--- BEGIN ---
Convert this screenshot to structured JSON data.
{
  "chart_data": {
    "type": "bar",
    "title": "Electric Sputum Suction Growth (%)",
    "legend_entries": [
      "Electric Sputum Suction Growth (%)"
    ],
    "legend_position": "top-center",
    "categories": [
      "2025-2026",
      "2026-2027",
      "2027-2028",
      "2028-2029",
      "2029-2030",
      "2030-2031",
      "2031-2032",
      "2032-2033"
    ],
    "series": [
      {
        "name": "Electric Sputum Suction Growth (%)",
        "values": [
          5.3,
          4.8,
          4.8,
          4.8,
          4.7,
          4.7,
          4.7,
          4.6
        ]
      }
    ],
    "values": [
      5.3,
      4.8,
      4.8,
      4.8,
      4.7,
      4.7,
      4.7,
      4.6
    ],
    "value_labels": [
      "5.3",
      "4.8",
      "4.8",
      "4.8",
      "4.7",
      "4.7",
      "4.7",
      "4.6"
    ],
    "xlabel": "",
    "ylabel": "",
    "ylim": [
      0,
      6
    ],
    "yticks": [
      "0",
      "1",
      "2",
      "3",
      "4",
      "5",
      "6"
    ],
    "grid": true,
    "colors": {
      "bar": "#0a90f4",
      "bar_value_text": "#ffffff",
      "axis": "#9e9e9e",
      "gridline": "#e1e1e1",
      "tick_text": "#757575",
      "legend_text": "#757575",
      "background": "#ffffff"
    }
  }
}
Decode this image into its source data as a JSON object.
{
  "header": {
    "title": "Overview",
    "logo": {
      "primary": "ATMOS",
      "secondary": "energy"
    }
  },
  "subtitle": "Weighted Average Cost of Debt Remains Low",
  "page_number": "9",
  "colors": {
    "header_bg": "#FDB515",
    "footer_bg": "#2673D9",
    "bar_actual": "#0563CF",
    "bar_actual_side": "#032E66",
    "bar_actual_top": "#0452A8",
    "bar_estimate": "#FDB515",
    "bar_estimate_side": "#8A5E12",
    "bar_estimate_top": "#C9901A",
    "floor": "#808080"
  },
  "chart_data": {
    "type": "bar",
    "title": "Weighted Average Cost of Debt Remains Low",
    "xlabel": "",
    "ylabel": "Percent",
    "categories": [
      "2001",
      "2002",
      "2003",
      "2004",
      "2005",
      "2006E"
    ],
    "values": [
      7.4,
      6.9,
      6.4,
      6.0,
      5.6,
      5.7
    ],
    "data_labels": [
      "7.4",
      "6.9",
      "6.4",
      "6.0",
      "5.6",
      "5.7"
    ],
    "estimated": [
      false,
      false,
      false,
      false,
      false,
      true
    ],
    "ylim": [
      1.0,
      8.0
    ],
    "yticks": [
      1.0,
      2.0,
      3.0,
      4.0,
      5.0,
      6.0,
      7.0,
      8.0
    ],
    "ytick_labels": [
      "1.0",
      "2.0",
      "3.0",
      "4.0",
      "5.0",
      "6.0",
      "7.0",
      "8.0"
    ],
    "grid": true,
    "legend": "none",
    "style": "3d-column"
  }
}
--- END ---
-- EXERCISE AIM --
Quote each line above in full, word for word.

-- COMPLETED TASK --
Convert this screenshot to structured JSON data.
{
  "chart_data": {
    "type": "bar",
    "title": "Electric Sputum Suction Growth (%)",
    "legend_entries": [
      "Electric Sputum Suction Growth (%)"
    ],
    "legend_position": "top-center",
    "categories": [
      "2025-2026",
      "2026-2027",
      "2027-2028",
      "2028-2029",
      "2029-2030",
      "2030-2031",
      "2031-2032",
      "2032-2033"
    ],
    "series": [
      {
        "name": "Electric Sputum Suction Growth (%)",
        "values": [
          5.3,
          4.8,
          4.8,
          4.8,
          4.7,
          4.7,
          4.7,
          4.6
        ]
      }
    ],
    "values": [
      5.3,
      4.8,
      4.8,
      4.8,
      4.7,
      4.7,
      4.7,
      4.6
    ],
    "value_labels": [
      "5.3",
      "4.8",
      "4.8",
      "4.8",
      "4.7",
      "4.7",
      "4.7",
      "4.6"
    ],
    "xlabel": "",
    "ylabel": "",
    "ylim": [
      0,
      6
    ],
    "yticks": [
      "0",
      "1",
      "2",
      "3",
      "4",
      "5",
      "6"
    ],
    "grid": true,
    "colors": {
      "bar": "#0a90f4",
      "bar_value_text": "#ffffff",
      "axis": "#9e9e9e",
      "gridline": "#e1e1e1",
      "tick_text": "#757575",
      "legend_text": "#757575",
      "background": "#ffffff"
    }
  }
}
Decode this image into its source data as a JSON object.
{
  "header": {
    "title": "Overview",
    "logo": {
      "primary": "ATMOS",
      "secondary": "energy"
    }
  },
  "subtitle": "Weighted Average Cost of Debt Remains Low",
  "page_number": "9",
  "colors": {
    "header_bg": "#FDB515",
    "footer_bg": "#2673D9",
    "bar_actual": "#0563CF",
    "bar_actual_side": "#032E66",
    "bar_actual_top": "#0452A8",
    "bar_estimate": "#FDB515",
    "bar_estimate_side": "#8A5E12",
    "bar_estimate_top": "#C9901A",
    "floor": "#808080"
  },
  "chart_data": {
    "type": "bar",
    "title": "Weighted Average Cost of Debt Remains Low",
    "xlabel": "",
    "ylabel": "Percent",
    "categories": [
      "2001",
      "2002",
      "2003",
      "2004",
      "2005",
      "2006E"
    ],
    "values": [
      7.4,
      6.9,
      6.4,
      6.0,
      5.6,
      5.7
    ],
    "data_labels": [
      "7.4",
      "6.9",
      "6.4",
      "6.0",
      "5.6",
      "5.7"
    ],
    "estimated": [
      false,
      false,
      false,
      false,
      false,
      true
    ],
    "ylim": [
      1.0,
      8.0
    ],
    "yticks": [
      1.0,
      2.0,
      3.0,
      4.0,
      5.0,
      6.0,
      7.0,
      8.0
    ],
    "ytick_labels": [
      "1.0",
      "2.0",
      "3.0",
      "4.0",
      "5.0",
      "6.0",
      "7.0",
      "8.0"
    ],
    "grid": true,
    "legend": "none",
    "style": "3d-column"
  }
}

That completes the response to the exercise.